* The task: Copy each line exactly. Drop every picture.

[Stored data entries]
☆ ☆ ☆
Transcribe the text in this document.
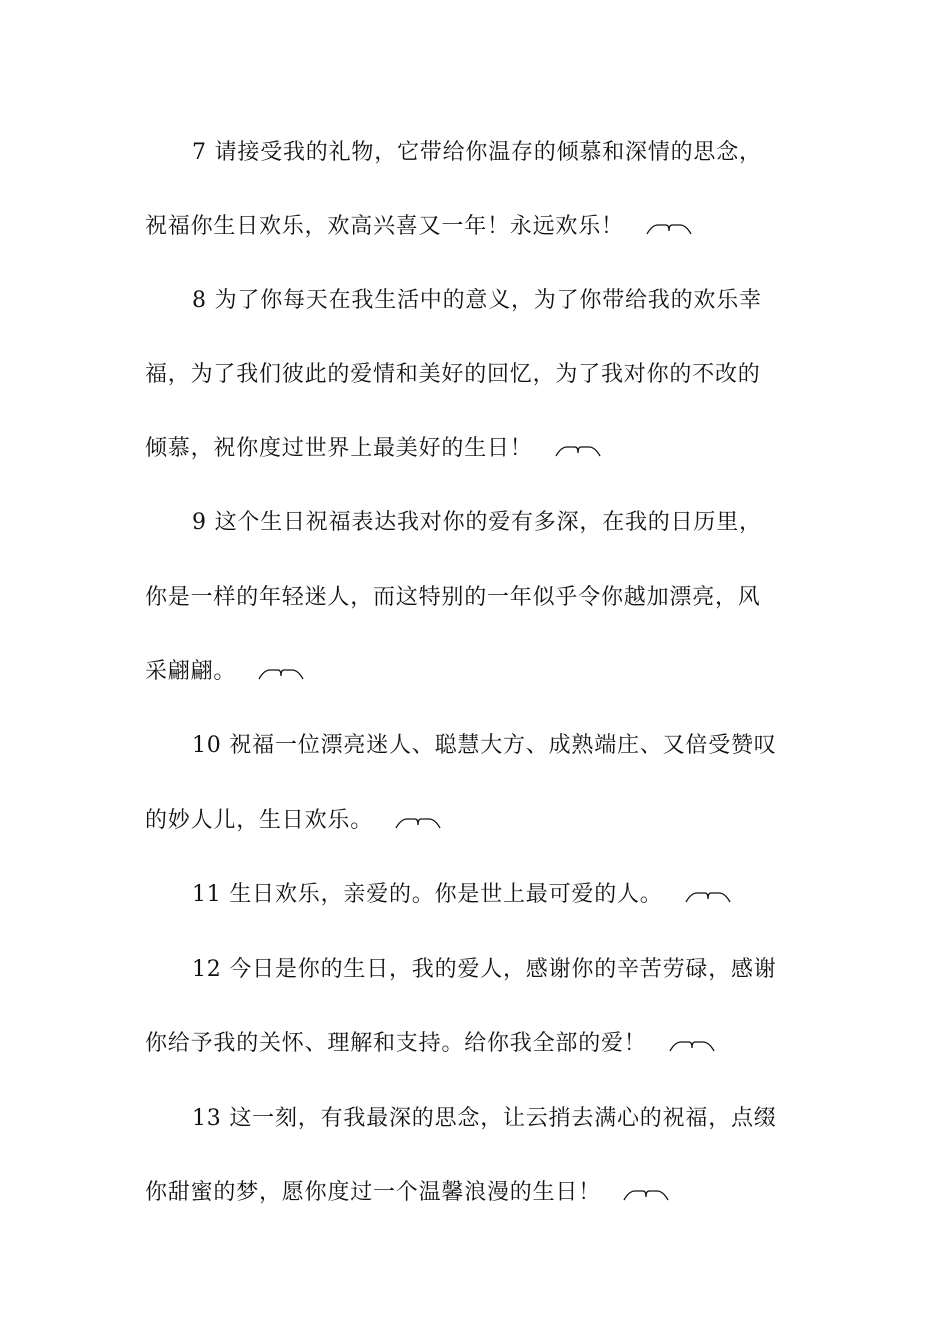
7 请接受我的礼物，它带给你温存的倾慕和深情的思念，
祝福你生日欢乐，欢高兴喜又一年！永远欢乐！
8 为了你每天在我生活中的意义，为了你带给我的欢乐幸
福，为了我们彼此的爱情和美好的回忆，为了我对你的不改的
倾慕，祝你度过世界上最美好的生日！
9 这个生日祝福表达我对你的爱有多深，在我的日历里，
你是一样的年轻迷人，而这特别的一年似乎令你越加漂亮，风
采翩翩。
10 祝福一位漂亮迷人、聪慧大方、成熟端庄、又倍受赞叹
的妙人儿，生日欢乐。
11 生日欢乐，亲爱的。你是世上最可爱的人。
12 今日是你的生日，我的爱人，感谢你的辛苦劳碌，感谢
你给予我的关怀、理解和支持。给你我全部的爱！
13 这一刻，有我最深的思念，让云捎去满心的祝福，点缀
你甜蜜的梦，愿你度过一个温馨浪漫的生日！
☆ ☆ ☆
* Full response:
Transcribe the text in this document.
7 请接受我的礼物，它带给你温存的倾慕和深情的思念，
祝福你生日欢乐，欢高兴喜又一年！永远欢乐！
8 为了你每天在我生活中的意义，为了你带给我的欢乐幸
福，为了我们彼此的爱情和美好的回忆，为了我对你的不改的
倾慕，祝你度过世界上最美好的生日！
9 这个生日祝福表达我对你的爱有多深，在我的日历里，
你是一样的年轻迷人，而这特别的一年似乎令你越加漂亮，风
采翩翩。
10 祝福一位漂亮迷人、聪慧大方、成熟端庄、又倍受赞叹
的妙人儿，生日欢乐。
11 生日欢乐，亲爱的。你是世上最可爱的人。
12 今日是你的生日，我的爱人，感谢你的辛苦劳碌，感谢
你给予我的关怀、理解和支持。给你我全部的爱！
13 这一刻，有我最深的思念，让云捎去满心的祝福，点缀
你甜蜜的梦，愿你度过一个温馨浪漫的生日！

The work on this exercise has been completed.